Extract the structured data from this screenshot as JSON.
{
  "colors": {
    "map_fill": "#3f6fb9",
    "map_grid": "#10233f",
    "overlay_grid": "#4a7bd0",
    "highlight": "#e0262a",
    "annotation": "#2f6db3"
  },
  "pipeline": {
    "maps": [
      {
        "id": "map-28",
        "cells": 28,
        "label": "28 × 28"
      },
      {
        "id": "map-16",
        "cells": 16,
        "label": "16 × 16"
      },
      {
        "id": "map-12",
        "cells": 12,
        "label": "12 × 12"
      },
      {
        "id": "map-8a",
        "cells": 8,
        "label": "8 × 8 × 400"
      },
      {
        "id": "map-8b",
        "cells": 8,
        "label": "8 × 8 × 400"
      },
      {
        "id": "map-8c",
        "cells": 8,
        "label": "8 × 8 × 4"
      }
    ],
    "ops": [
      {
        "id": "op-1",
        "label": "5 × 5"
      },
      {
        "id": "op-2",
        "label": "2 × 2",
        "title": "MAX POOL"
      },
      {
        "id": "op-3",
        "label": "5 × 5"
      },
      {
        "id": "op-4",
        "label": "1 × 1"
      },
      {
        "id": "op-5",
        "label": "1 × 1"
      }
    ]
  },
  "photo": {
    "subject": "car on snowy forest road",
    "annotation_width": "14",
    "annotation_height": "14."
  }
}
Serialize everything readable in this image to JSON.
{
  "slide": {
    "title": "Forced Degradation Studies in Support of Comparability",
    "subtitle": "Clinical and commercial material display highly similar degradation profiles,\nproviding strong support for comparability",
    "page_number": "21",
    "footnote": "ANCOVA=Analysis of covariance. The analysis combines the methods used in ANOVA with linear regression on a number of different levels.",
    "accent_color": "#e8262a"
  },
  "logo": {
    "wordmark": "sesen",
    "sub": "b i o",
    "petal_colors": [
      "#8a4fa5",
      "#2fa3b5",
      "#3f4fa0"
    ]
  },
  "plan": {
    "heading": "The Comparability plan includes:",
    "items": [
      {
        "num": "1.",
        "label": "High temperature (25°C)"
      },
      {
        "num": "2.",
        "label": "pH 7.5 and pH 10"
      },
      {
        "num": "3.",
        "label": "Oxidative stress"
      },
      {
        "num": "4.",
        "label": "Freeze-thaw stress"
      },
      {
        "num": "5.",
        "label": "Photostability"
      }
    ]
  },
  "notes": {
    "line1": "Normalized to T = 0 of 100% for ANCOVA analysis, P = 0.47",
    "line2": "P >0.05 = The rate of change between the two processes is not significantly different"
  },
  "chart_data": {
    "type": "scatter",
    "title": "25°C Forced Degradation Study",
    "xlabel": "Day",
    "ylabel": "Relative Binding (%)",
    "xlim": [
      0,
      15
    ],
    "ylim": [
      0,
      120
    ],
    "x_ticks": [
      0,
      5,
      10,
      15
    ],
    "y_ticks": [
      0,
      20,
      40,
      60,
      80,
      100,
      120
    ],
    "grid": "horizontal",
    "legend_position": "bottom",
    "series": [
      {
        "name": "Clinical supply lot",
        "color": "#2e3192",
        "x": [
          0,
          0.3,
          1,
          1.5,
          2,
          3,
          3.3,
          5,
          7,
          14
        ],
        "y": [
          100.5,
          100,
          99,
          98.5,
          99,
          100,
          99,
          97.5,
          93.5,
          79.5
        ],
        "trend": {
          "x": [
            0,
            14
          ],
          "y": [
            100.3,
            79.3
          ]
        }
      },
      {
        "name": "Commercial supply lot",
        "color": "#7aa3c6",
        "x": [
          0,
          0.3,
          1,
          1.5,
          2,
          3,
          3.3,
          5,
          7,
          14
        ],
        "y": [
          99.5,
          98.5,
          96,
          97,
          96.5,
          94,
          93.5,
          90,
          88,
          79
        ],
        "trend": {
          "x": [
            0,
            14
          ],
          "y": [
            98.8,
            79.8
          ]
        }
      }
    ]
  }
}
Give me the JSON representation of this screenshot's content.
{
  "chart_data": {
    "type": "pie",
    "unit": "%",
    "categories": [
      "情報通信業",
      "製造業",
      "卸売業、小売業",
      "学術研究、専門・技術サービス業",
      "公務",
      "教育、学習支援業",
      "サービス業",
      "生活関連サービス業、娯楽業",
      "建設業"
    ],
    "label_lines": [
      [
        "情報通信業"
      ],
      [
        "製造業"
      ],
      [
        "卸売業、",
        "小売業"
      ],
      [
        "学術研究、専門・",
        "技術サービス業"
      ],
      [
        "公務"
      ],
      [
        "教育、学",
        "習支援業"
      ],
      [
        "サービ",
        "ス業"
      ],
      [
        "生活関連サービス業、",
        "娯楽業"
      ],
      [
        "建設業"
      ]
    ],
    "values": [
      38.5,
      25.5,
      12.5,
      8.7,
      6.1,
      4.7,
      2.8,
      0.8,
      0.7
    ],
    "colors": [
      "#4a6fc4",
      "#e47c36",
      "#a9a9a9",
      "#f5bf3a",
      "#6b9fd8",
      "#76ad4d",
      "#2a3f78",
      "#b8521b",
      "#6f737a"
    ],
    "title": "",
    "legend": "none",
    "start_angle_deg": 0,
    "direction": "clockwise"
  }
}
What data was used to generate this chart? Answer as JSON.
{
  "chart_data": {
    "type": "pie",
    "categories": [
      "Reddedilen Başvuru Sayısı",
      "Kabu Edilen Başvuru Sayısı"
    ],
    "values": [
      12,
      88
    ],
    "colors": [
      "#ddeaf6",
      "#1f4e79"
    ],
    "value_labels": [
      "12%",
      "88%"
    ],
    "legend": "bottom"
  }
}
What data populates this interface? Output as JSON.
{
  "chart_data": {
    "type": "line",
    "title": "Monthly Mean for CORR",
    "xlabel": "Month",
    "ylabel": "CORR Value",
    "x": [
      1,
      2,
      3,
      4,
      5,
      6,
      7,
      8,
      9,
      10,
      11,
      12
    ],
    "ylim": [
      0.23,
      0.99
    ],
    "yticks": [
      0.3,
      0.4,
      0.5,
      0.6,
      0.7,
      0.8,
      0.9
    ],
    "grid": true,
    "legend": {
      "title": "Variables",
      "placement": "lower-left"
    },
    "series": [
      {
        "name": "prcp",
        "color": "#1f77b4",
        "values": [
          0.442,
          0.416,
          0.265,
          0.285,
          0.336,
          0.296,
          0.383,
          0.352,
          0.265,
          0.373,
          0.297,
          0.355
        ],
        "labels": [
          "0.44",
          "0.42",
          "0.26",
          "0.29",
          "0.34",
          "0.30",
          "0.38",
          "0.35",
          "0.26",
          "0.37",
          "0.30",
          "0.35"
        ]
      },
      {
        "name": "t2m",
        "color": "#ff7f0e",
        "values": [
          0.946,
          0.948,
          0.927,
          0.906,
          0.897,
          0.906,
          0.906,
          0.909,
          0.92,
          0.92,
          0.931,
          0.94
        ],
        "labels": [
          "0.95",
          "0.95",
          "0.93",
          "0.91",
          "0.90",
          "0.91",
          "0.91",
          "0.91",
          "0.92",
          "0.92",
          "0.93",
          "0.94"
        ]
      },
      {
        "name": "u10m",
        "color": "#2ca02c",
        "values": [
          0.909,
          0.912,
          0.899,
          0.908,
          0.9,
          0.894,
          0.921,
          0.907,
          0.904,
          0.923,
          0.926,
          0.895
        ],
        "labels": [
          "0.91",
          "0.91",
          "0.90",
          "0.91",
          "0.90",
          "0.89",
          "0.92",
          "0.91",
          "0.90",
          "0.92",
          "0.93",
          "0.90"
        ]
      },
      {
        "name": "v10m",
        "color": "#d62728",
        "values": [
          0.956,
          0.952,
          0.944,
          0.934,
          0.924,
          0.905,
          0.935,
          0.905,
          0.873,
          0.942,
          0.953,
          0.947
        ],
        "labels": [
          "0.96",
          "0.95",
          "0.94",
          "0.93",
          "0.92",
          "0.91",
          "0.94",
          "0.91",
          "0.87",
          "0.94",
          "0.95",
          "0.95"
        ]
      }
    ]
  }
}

Aim of the task:
Identify each line containing the string "Sayısı" and copy it out.

Result of this exercise:
      "Reddedilen Başvuru Sayısı",
      "Kabu Edilen Başvuru Sayısı"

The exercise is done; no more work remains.